-- Records supplied start --

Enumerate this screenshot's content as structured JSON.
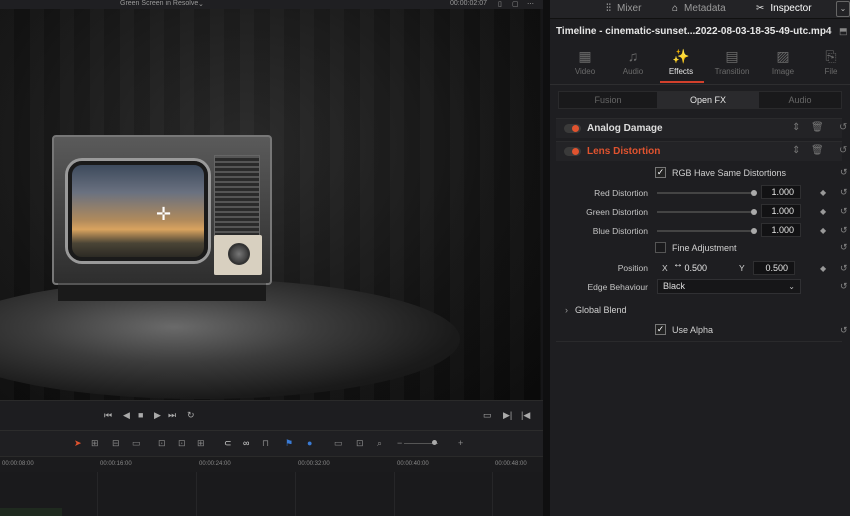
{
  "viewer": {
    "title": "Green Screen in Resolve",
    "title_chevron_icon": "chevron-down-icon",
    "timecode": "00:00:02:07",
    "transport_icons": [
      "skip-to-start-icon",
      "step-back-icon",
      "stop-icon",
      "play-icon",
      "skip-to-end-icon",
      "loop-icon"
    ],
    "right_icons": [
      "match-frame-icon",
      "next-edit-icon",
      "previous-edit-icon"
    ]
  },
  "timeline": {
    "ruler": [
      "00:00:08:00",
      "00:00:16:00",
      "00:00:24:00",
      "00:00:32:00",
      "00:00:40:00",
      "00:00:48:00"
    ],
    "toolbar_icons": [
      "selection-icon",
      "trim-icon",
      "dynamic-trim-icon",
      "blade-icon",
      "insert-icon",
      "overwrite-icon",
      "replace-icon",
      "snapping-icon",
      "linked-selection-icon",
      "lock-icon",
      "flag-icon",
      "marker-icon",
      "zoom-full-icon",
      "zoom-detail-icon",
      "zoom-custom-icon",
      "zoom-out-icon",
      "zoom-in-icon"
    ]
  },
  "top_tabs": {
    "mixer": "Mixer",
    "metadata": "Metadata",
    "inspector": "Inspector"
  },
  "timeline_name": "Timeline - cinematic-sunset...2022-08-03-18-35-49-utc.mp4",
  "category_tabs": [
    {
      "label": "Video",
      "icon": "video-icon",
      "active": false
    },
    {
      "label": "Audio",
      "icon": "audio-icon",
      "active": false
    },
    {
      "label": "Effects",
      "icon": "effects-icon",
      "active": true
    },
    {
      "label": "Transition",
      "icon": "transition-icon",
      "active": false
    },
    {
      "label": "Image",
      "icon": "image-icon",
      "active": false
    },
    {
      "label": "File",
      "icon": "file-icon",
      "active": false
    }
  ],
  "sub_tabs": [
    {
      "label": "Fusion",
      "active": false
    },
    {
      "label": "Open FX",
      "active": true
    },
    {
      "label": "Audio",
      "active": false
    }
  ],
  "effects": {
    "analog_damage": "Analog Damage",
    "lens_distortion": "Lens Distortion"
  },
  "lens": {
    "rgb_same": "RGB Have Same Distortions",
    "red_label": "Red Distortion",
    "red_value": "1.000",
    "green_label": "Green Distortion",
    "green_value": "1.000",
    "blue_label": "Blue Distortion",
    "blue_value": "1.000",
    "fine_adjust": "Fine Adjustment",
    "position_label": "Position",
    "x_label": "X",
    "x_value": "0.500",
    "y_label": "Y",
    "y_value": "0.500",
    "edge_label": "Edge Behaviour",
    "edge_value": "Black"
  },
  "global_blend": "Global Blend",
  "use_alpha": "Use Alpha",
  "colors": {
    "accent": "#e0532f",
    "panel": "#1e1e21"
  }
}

-- Records supplied end --

- [What to work on]
Please write out all of the material above without changing a word, and omit any pictures.

- [Worked answer]
Enumerate this screenshot's content as structured JSON.
{
  "viewer": {
    "title": "Green Screen in Resolve",
    "title_chevron_icon": "chevron-down-icon",
    "timecode": "00:00:02:07",
    "transport_icons": [
      "skip-to-start-icon",
      "step-back-icon",
      "stop-icon",
      "play-icon",
      "skip-to-end-icon",
      "loop-icon"
    ],
    "right_icons": [
      "match-frame-icon",
      "next-edit-icon",
      "previous-edit-icon"
    ]
  },
  "timeline": {
    "ruler": [
      "00:00:08:00",
      "00:00:16:00",
      "00:00:24:00",
      "00:00:32:00",
      "00:00:40:00",
      "00:00:48:00"
    ],
    "toolbar_icons": [
      "selection-icon",
      "trim-icon",
      "dynamic-trim-icon",
      "blade-icon",
      "insert-icon",
      "overwrite-icon",
      "replace-icon",
      "snapping-icon",
      "linked-selection-icon",
      "lock-icon",
      "flag-icon",
      "marker-icon",
      "zoom-full-icon",
      "zoom-detail-icon",
      "zoom-custom-icon",
      "zoom-out-icon",
      "zoom-in-icon"
    ]
  },
  "top_tabs": {
    "mixer": "Mixer",
    "metadata": "Metadata",
    "inspector": "Inspector"
  },
  "timeline_name": "Timeline - cinematic-sunset...2022-08-03-18-35-49-utc.mp4",
  "category_tabs": [
    {
      "label": "Video",
      "icon": "video-icon",
      "active": false
    },
    {
      "label": "Audio",
      "icon": "audio-icon",
      "active": false
    },
    {
      "label": "Effects",
      "icon": "effects-icon",
      "active": true
    },
    {
      "label": "Transition",
      "icon": "transition-icon",
      "active": false
    },
    {
      "label": "Image",
      "icon": "image-icon",
      "active": false
    },
    {
      "label": "File",
      "icon": "file-icon",
      "active": false
    }
  ],
  "sub_tabs": [
    {
      "label": "Fusion",
      "active": false
    },
    {
      "label": "Open FX",
      "active": true
    },
    {
      "label": "Audio",
      "active": false
    }
  ],
  "effects": {
    "analog_damage": "Analog Damage",
    "lens_distortion": "Lens Distortion"
  },
  "lens": {
    "rgb_same": "RGB Have Same Distortions",
    "red_label": "Red Distortion",
    "red_value": "1.000",
    "green_label": "Green Distortion",
    "green_value": "1.000",
    "blue_label": "Blue Distortion",
    "blue_value": "1.000",
    "fine_adjust": "Fine Adjustment",
    "position_label": "Position",
    "x_label": "X",
    "x_value": "0.500",
    "y_label": "Y",
    "y_value": "0.500",
    "edge_label": "Edge Behaviour",
    "edge_value": "Black"
  },
  "global_blend": "Global Blend",
  "use_alpha": "Use Alpha",
  "colors": {
    "accent": "#e0532f",
    "panel": "#1e1e21"
  }
}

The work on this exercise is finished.